— start Data section —

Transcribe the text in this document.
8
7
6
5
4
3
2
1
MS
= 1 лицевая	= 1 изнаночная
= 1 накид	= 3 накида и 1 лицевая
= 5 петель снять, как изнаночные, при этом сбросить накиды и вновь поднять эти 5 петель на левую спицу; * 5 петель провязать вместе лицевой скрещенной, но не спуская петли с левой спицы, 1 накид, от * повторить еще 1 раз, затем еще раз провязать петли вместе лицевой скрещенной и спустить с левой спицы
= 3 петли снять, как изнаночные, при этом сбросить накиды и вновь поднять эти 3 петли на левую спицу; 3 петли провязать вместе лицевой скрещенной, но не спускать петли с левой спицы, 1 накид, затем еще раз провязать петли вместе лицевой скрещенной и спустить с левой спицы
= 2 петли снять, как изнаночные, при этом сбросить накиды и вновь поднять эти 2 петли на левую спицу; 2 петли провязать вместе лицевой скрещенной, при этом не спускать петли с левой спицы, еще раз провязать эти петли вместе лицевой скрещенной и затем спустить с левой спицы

— end Data section —

Tell how many lines above contain the word "лицевая". Give the number alone.

2